* _DO THIS_
Return all lines from the listing below in which the string "Dummies" occurs.
--- BEGIN MATERIAL FOR THIS TASK ---
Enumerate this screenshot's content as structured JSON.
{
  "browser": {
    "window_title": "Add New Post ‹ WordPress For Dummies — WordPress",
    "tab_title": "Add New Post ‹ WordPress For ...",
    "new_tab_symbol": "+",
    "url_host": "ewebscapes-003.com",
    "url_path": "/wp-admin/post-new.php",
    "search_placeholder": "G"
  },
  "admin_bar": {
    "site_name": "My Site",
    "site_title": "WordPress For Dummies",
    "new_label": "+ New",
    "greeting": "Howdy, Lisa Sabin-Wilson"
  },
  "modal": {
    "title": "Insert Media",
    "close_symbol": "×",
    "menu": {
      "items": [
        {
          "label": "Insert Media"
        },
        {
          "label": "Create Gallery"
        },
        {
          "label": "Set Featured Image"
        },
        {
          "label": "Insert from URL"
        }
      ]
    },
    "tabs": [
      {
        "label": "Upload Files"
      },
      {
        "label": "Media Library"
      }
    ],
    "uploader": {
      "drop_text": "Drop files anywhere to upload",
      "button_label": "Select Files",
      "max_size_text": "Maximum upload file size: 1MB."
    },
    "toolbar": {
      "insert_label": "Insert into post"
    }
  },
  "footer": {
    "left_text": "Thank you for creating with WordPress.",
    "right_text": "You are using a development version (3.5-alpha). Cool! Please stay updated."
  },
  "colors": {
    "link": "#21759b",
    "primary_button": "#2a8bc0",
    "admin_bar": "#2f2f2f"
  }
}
--- END MATERIAL FOR THIS TASK ---
* _FINAL ANSWER_
    "window_title": "Add New Post ‹ WordPress For Dummies — WordPress",
    "site_title": "WordPress For Dummies",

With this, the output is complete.